▶ **What is asked**
Arrange the data below, from the start of the data through the line containing "column-header-variable[interactable]: Variable —", as a Markdown table with the columns "Row" and "Line", one numbered row per line and blank lines skipped.

(Recorded data)
[Begin]

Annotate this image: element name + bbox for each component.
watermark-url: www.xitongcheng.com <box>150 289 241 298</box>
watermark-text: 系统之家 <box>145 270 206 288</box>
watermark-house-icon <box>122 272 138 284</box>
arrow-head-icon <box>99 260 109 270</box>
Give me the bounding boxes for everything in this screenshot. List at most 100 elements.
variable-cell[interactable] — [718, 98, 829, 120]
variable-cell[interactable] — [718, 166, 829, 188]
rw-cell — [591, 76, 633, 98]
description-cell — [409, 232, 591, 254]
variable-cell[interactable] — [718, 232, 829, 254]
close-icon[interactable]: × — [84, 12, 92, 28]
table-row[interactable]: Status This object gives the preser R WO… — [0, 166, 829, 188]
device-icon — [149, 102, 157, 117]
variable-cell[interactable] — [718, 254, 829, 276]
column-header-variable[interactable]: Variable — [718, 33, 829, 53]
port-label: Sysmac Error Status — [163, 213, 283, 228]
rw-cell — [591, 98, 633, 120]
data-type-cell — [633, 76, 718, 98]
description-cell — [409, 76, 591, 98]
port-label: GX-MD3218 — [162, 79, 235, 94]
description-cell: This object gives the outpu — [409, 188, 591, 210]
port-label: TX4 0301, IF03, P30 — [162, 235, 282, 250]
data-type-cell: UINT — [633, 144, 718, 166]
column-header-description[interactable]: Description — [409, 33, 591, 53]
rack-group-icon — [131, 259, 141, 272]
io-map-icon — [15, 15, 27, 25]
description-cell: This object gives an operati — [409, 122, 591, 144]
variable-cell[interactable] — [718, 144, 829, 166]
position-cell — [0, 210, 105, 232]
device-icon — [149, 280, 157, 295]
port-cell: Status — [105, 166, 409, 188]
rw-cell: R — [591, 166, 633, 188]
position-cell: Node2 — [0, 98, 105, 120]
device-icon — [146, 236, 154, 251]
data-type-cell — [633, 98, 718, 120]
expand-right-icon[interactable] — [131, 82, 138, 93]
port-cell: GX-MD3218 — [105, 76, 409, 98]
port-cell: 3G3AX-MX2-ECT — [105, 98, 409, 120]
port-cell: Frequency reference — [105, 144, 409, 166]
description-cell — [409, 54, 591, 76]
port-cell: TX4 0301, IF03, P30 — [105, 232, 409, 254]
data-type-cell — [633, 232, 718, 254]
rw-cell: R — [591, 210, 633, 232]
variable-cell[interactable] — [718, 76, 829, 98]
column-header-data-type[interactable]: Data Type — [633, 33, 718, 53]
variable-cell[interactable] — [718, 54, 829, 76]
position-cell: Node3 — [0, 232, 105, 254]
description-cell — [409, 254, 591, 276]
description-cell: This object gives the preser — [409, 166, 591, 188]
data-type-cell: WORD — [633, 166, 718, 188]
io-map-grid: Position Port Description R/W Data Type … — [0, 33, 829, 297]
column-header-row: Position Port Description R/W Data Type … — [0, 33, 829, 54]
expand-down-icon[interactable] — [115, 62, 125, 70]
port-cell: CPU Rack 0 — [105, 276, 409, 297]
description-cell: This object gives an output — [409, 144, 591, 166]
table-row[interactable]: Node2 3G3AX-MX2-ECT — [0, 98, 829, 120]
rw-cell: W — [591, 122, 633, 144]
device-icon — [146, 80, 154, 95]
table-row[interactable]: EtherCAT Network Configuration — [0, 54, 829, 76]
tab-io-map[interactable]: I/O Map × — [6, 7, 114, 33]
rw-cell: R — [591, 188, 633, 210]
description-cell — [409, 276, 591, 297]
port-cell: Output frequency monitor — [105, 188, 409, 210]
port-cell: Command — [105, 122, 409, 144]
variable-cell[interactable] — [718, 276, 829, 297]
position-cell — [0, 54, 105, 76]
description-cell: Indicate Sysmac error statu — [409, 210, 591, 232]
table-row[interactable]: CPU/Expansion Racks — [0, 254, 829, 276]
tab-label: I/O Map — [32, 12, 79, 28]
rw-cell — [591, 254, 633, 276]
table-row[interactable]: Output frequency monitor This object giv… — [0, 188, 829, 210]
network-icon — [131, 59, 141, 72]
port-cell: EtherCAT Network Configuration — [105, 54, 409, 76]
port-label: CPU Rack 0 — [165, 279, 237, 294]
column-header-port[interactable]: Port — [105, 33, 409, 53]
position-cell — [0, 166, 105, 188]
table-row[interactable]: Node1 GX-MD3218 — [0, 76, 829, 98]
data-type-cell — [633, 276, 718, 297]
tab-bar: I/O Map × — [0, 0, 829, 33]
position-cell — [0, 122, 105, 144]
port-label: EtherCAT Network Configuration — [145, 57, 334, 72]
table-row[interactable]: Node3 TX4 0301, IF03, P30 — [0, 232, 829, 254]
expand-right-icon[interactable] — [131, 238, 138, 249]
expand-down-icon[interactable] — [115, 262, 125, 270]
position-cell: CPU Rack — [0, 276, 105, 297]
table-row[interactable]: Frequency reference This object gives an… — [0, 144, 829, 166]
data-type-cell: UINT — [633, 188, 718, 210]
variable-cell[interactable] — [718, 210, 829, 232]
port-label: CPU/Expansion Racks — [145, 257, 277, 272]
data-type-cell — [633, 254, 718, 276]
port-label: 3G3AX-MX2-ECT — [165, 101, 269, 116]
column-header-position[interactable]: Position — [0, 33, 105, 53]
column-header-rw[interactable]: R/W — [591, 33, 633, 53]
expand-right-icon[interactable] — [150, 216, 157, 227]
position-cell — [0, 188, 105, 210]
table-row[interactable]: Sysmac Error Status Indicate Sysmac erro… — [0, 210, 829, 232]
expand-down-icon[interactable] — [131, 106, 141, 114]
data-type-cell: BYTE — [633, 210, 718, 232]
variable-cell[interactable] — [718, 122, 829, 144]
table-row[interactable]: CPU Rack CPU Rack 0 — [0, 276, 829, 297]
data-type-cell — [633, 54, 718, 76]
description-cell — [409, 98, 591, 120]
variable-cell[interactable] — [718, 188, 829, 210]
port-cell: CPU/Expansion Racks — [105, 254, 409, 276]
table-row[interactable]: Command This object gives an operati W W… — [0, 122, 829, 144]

[End]

▶ **The response**
| Row | Line |
|---|---|
| 1 | Annotate this image: element name + bbox for each component. |
| 2 | watermark-url: www.xitongcheng.com <box>150 289 241 298</box> |
| 3 | watermark-text: 系统之家 <box>145 270 206 288</box> |
| 4 | watermark-house-icon <box>122 272 138 284</box> |
| 5 | arrow-head-icon <box>99 260 109 270</box> |
| 6 | Give me the bounding boxes for everything in this screenshot. List at most 100 elements. |
| 7 | variable-cell[interactable] — [718, 98, 829, 120] |
| 8 | variable-cell[interactable] — [718, 166, 829, 188] |
| 9 | rw-cell — [591, 76, 633, 98] |
| 10 | description-cell — [409, 232, 591, 254] |
| 11 | variable-cell[interactable] — [718, 232, 829, 254] |
| 12 | close-icon[interactable]: × — [84, 12, 92, 28] |
| 13 | table-row[interactable]: Status This object gives the preser R WO… — [0, 166, 829, 188] |
| 14 | device-icon — [149, 102, 157, 117] |
| 15 | variable-cell[interactable] — [718, 254, 829, 276] |
| 16 | column-header-variable[interactable]: Variable — [718, 33, 829, 53] |